*What you need to do*.
Return every line of the records below verbatim, with no pictures in the copy.

*Entries supplied*.

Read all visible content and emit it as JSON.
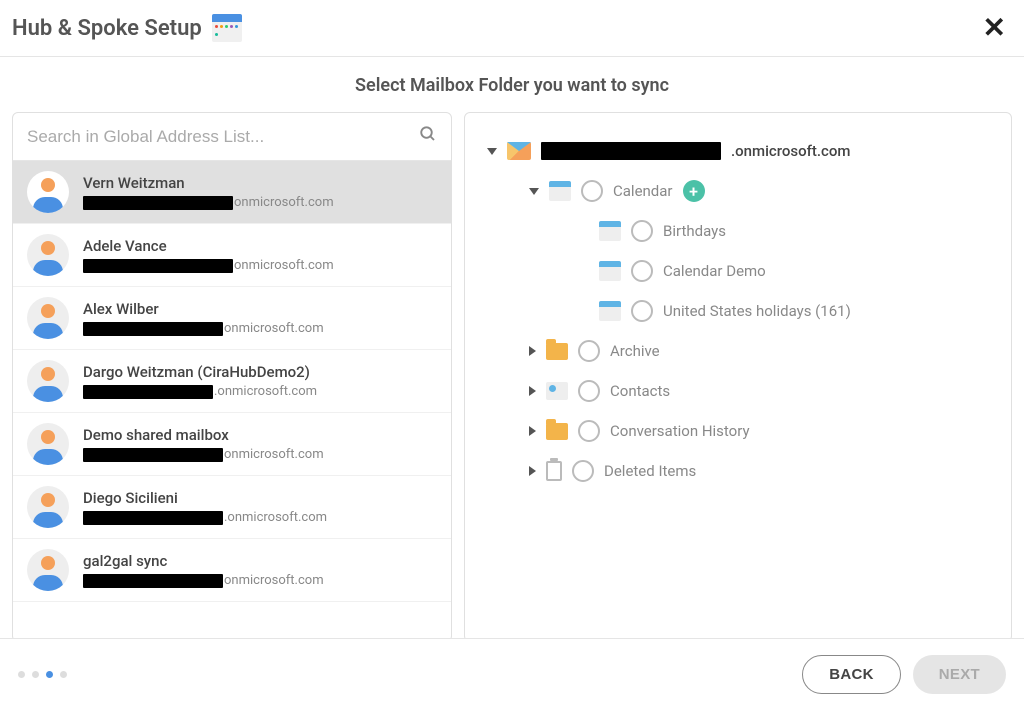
{
  "header": {
    "title": "Hub & Spoke Setup"
  },
  "subtitle": "Select Mailbox Folder you want to sync",
  "search": {
    "placeholder": "Search in Global Address List..."
  },
  "users": [
    {
      "name": "Vern Weitzman",
      "suffix": "onmicrosoft.com",
      "selected": true
    },
    {
      "name": "Adele Vance",
      "suffix": "onmicrosoft.com",
      "selected": false
    },
    {
      "name": "Alex Wilber",
      "suffix": "onmicrosoft.com",
      "selected": false
    },
    {
      "name": "Dargo Weitzman (CiraHubDemo2)",
      "suffix": ".onmicrosoft.com",
      "selected": false
    },
    {
      "name": "Demo shared mailbox",
      "suffix": "onmicrosoft.com",
      "selected": false
    },
    {
      "name": "Diego Sicilieni",
      "suffix": ".onmicrosoft.com",
      "selected": false
    },
    {
      "name": "gal2gal sync",
      "suffix": "onmicrosoft.com",
      "selected": false
    }
  ],
  "tree": {
    "root_suffix": ".onmicrosoft.com",
    "calendar": {
      "label": "Calendar",
      "children": [
        {
          "label": "Birthdays"
        },
        {
          "label": "Calendar Demo"
        },
        {
          "label": "United States holidays (161)"
        }
      ]
    },
    "folders": [
      {
        "label": "Archive",
        "icon": "folder"
      },
      {
        "label": "Contacts",
        "icon": "contacts"
      },
      {
        "label": "Conversation History",
        "icon": "folder"
      },
      {
        "label": "Deleted Items",
        "icon": "trash"
      }
    ]
  },
  "footer": {
    "back": "BACK",
    "next": "NEXT",
    "active_step": 2,
    "total_steps": 4
  }
}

*Completed exercise*.
Read all visible content and emit it as JSON.
{
  "header": {
    "title": "Hub & Spoke Setup"
  },
  "subtitle": "Select Mailbox Folder you want to sync",
  "search": {
    "placeholder": "Search in Global Address List..."
  },
  "users": [
    {
      "name": "Vern Weitzman",
      "suffix": "onmicrosoft.com",
      "selected": true
    },
    {
      "name": "Adele Vance",
      "suffix": "onmicrosoft.com",
      "selected": false
    },
    {
      "name": "Alex Wilber",
      "suffix": "onmicrosoft.com",
      "selected": false
    },
    {
      "name": "Dargo Weitzman (CiraHubDemo2)",
      "suffix": ".onmicrosoft.com",
      "selected": false
    },
    {
      "name": "Demo shared mailbox",
      "suffix": "onmicrosoft.com",
      "selected": false
    },
    {
      "name": "Diego Sicilieni",
      "suffix": ".onmicrosoft.com",
      "selected": false
    },
    {
      "name": "gal2gal sync",
      "suffix": "onmicrosoft.com",
      "selected": false
    }
  ],
  "tree": {
    "root_suffix": ".onmicrosoft.com",
    "calendar": {
      "label": "Calendar",
      "children": [
        {
          "label": "Birthdays"
        },
        {
          "label": "Calendar Demo"
        },
        {
          "label": "United States holidays (161)"
        }
      ]
    },
    "folders": [
      {
        "label": "Archive",
        "icon": "folder"
      },
      {
        "label": "Contacts",
        "icon": "contacts"
      },
      {
        "label": "Conversation History",
        "icon": "folder"
      },
      {
        "label": "Deleted Items",
        "icon": "trash"
      }
    ]
  },
  "footer": {
    "back": "BACK",
    "next": "NEXT",
    "active_step": 2,
    "total_steps": 4
  }
}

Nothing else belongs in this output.